Saved entries
###

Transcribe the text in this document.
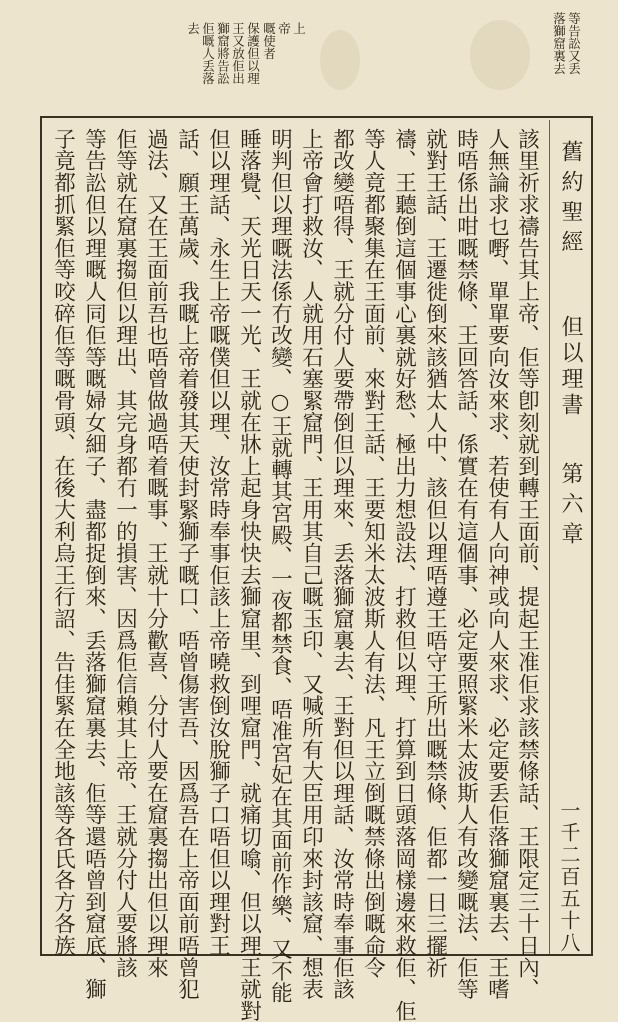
等告訟又丢
落獅窟裏去
上
帝
嘅使者
保護但以理
王又放佢出
獅窟將告訟
佢嘅人丢落
去
舊約聖經
但以理書
第六章
一千二百五十八
該里祈求禱告其上帝、佢等卽刻就到轉王面前、提起王准佢求該禁條話、王限定三十日內、
人無論求乜嘢、單單要向汝來求、若使有人向神或向人來求、必定要丢佢落獅窟裏去、王嗜
時唔係出咁嘅禁條、王回答話、係實在有這個事、必定要照緊米太波斯人有改變嘅法、佢等
就對王話、王遷徙倒來該猶太人中、該但以理唔遵王唔守王所出嘅禁條、佢都一日三擺祈
禱、王聽倒這個事心裏就好愁、極出力想設法、打救但以理、打算到日頭落岡樣邊來救佢、佢
等人竟都聚集在王面前、來對王話、王要知米太波斯人有法、凡王立倒嘅禁條出倒嘅命令
都改變唔得、王就分付人要帶倒但以理來、丢落獅窟裏去、王對但以理話、汝常時奉事佢該
上帝會打救汝、人就用石塞緊窟門、王用其自己嘅玉印、又喊所有大臣用印來封該窟、想表
明判但以理嘅法係冇改變、○王就轉其宮殿、一夜都禁食、唔准宮妃在其面前作樂、又不能
睡落覺、天光日天一光、王就在牀上起身快快去獅窟里、到哩窟門、就痛切噏、但以理王就對
但以理話、永生上帝嘅僕但以理、汝常時奉事佢該上帝曉救倒汝脫獅子口唔但以理對王
話、願王萬歲、我嘅上帝着發其天使封緊獅子嘅口、唔曾傷害吾、因爲吾在上帝面前唔曾犯
過法、又在王面前吾也唔曾做過唔着嘅事、王就十分歡喜、分付人要在窟裏搊出但以理來
佢等就在窟裏搊但以理出、其完身都冇一的損害、因爲佢信賴其上帝、王就分付人要將該
等告訟但以理嘅人同佢等嘅婦女細子、盡都捉倒來、丢落獅窟裏去、佢等還唔曾到窟底、獅
子竟都抓緊佢等咬碎佢等嘅骨頭、在後大利烏王行詔、告佳緊在全地該等各氏各方各族
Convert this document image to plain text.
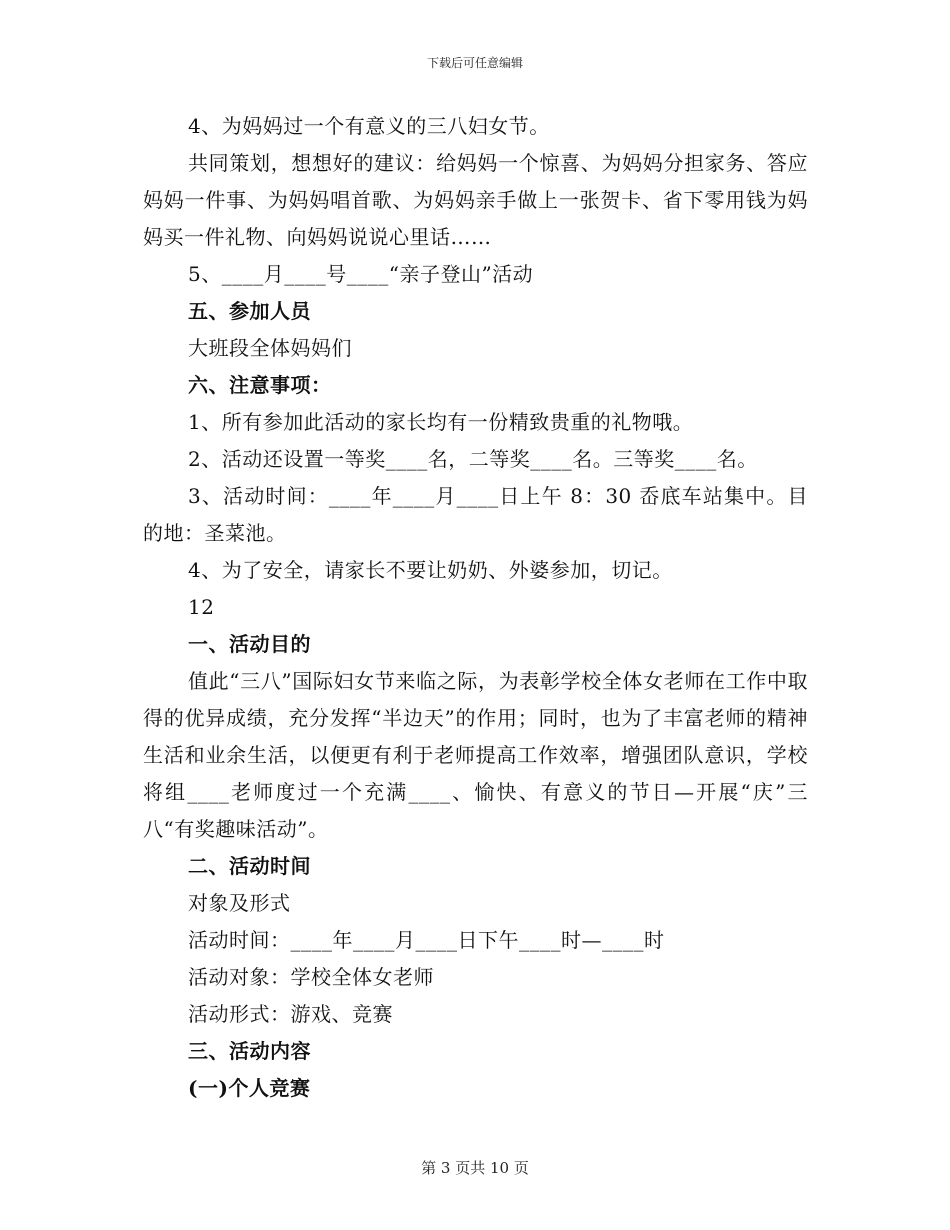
下载后可任意编辑

4、为妈妈过一个有意义的三八妇女节。

共同策划，想想好的建议：给妈妈一个惊喜、为妈妈分担家务、答应妈妈一件事、为妈妈唱首歌、为妈妈亲手做上一张贺卡、省下零用钱为妈妈买一件礼物、向妈妈说说心里话……

5、____月____号____“亲子登山”活动

五、参加人员

大班段全体妈妈们

六、注意事项：

1、所有参加此活动的家长均有一份精致贵重的礼物哦。

2、活动还设置一等奖____名，二等奖____名。三等奖____名。

3、活动时间：____年____月____日上午 8：30 岙底车站集中。目的地：圣菜池。

4、为了安全，请家长不要让奶奶、外婆参加，切记。

12

一、活动目的

值此“三八”国际妇女节来临之际，为表彰学校全体女老师在工作中取得的优异成绩，充分发挥“半边天”的作用；同时，也为了丰富老师的精神生活和业余生活，以便更有利于老师提高工作效率，增强团队意识，学校将组____老师度过一个充满____、愉快、有意义的节日—开展“庆”三八“有奖趣味活动”。

二、活动时间

对象及形式

活动时间：____年____月____日下午____时—____时

活动对象：学校全体女老师

活动形式：游戏、竞赛

三、活动内容

(一)个人竞赛

第 3 页共 10 页
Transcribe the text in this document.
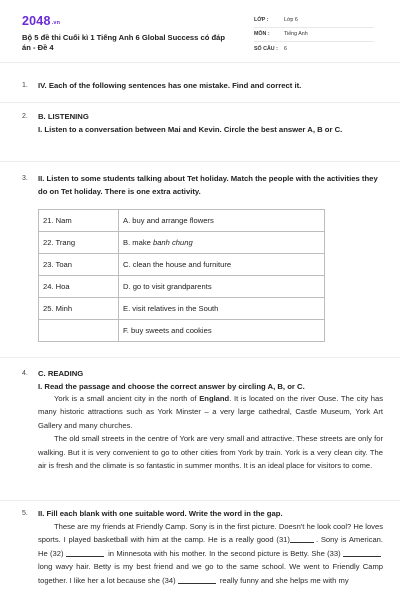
2048.vn
Bộ 5 đề thi Cuối kì 1 Tiếng Anh 6 Global Success có đáp án - Đề 4
LỚP :	Lớp 6
MÔN :	Tiếng Anh
SỐ CÂU :	6
1. IV. Each of the following sentences has one mistake. Find and correct it.

2. B. LISTENING

I. Listen to a conversation between Mai and Kevin. Circle the best answer A, B or C.

3. II. Listen to some students talking about Tet holiday. Match the people with the activities they do on Tet holiday. There is one extra activity.

21. Nam	A. buy and arrange flowers
22. Trang	B. make banh chung
23. Toan	C. clean the house and furniture
24. Hoa	D. go to visit grandparents
25. Minh	E. visit relatives in the South
	F. buy sweets and cookies
4. C. READING

I. Read the passage and choose the correct answer by circling A, B, or C.

York is a small ancient city in the north of England. It is located on the river Ouse. The city has many historic attractions such as York Minster – a very large cathedral, Castle Museum, York Art Gallery and many churches.

The old small streets in the centre of York are very small and attractive. These streets are only for walking. But it is very convenient to go to other cities from York by train. York is a very clean city. The air is fresh and the climate is so fantastic in summer months. It is an ideal place for visitors to come.

5. II. Fill each blank with one suitable word. Write the word in the gap.

These are my friends at Friendly Camp. Sony is in the first picture. Doesn't he look cool? He loves sports. I played basketball with him at the camp. He is a really good (31)	. Sony is American. He (32)	in Minnesota with his mother. In the second picture is Betty. She (33)  long wavy hair. Betty is my best friend and we go to the same school. We went to Friendly Camp together. I like her a lot because she (34)	really funny and she helps me with my
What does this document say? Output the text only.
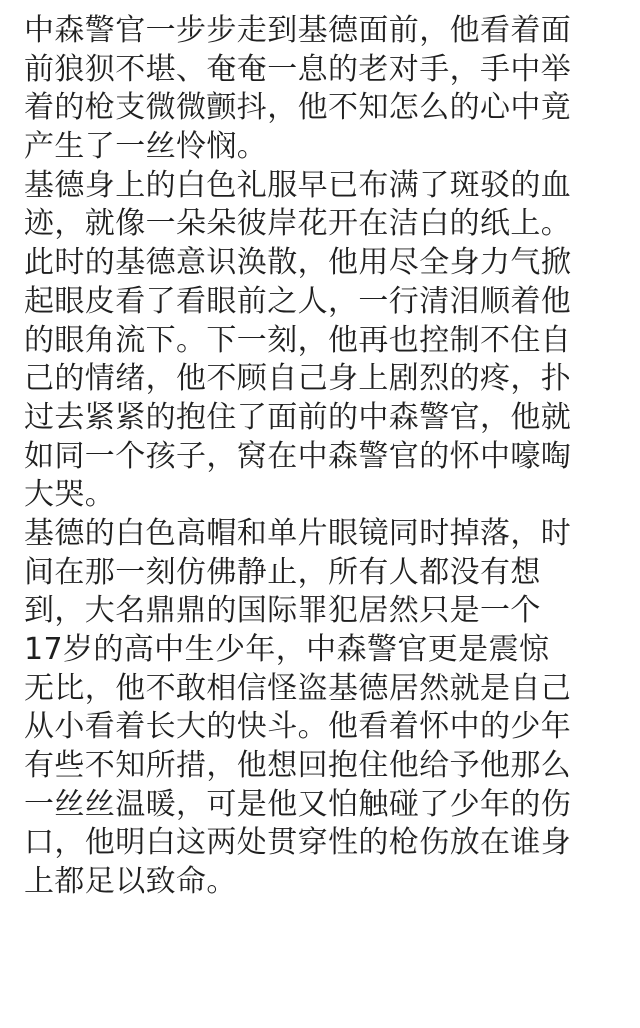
中森警官一步步走到基德面前，他看着面
前狼狈不堪、奄奄一息的老对手，手中举
着的枪支微微颤抖，他不知怎么的心中竟
产生了一丝怜悯。
基德身上的白色礼服早已布满了斑驳的血
迹，就像一朵朵彼岸花开在洁白的纸上。
此时的基德意识涣散，他用尽全身力气掀
起眼皮看了看眼前之人，一行清泪顺着他
的眼角流下。下一刻，他再也控制不住自
己的情绪，他不顾自己身上剧烈的疼，扑
过去紧紧的抱住了面前的中森警官，他就
如同一个孩子，窝在中森警官的怀中嚎啕
大哭。
基德的白色高帽和单片眼镜同时掉落，时
间在那一刻仿佛静止，所有人都没有想
到，大名鼎鼎的国际罪犯居然只是一个
17岁的高中生少年，中森警官更是震惊
无比，他不敢相信怪盗基德居然就是自己
从小看着长大的快斗。他看着怀中的少年
有些不知所措，他想回抱住他给予他那么
一丝丝温暖，可是他又怕触碰了少年的伤
口，他明白这两处贯穿性的枪伤放在谁身
上都足以致命。
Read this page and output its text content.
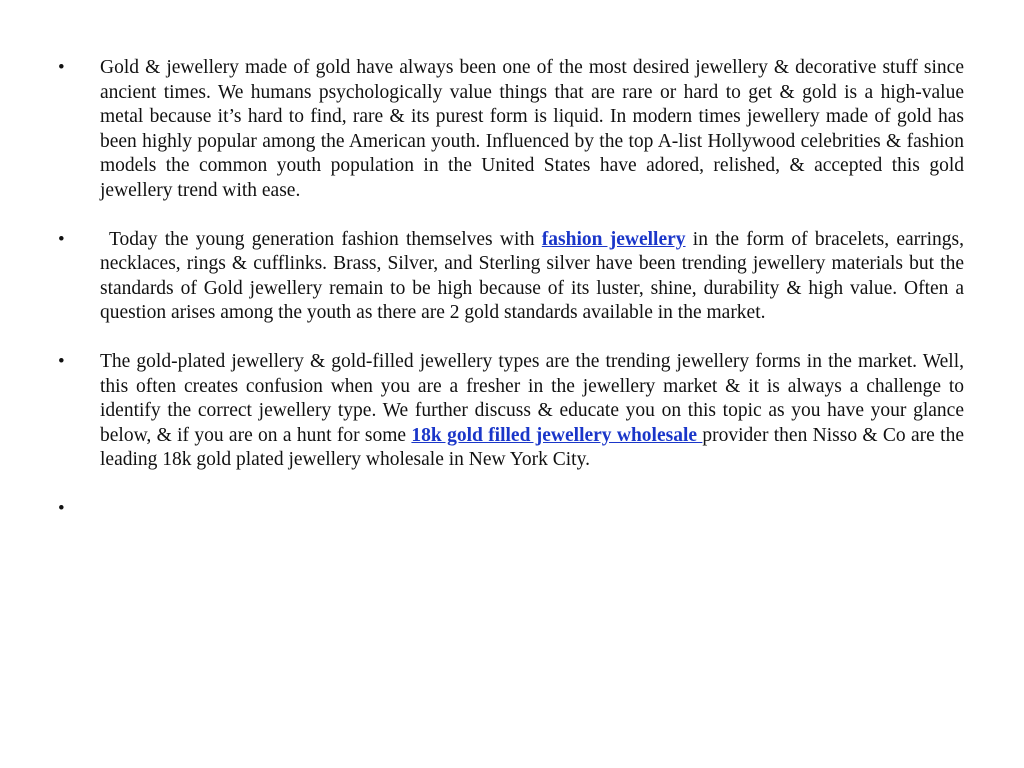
• Gold & jewellery made of gold have always been one of the most desired jewellery & decorative stuff since ancient times. We humans psychologically value things that are rare or hard to get & gold is a high-value metal because it’s hard to find, rare & its purest form is liquid. In modern times jewellery made of gold has been highly popular among the American youth. Influenced by the top A-list Hollywood celebrities & fashion models the common youth population in the United States have adored, relished, & accepted this gold jewellery trend with ease.
• Today the young generation fashion themselves with fashion jewellery in the form of bracelets, earrings, necklaces, rings & cufflinks. Brass, Silver, and Sterling silver have been trending jewellery materials but the standards of Gold jewellery remain to be high because of its luster, shine, durability & high value. Often a question arises among the youth as there are 2 gold standards available in the market.
• The gold-plated jewellery & gold-filled jewellery types are the trending jewellery forms in the market. Well, this often creates confusion when you are a fresher in the jewellery market & it is always a challenge to identify the correct jewellery type. We further discuss & educate you on this topic as you have your glance below, & if you are on a hunt for some 18k gold filled jewellery wholesale provider then Nisso & Co are the leading 18k gold plated jewellery wholesale in New York City.
•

###

## STATED EXERCISE
Copy each line above containing the string "answer".

## RESULT FOR THIS EXERCISE
I. Listen to a conversation between Mai and Kevin. Circle the best answer A, B or C.
I. Read the passage and choose the correct answer by circling A, B, or C.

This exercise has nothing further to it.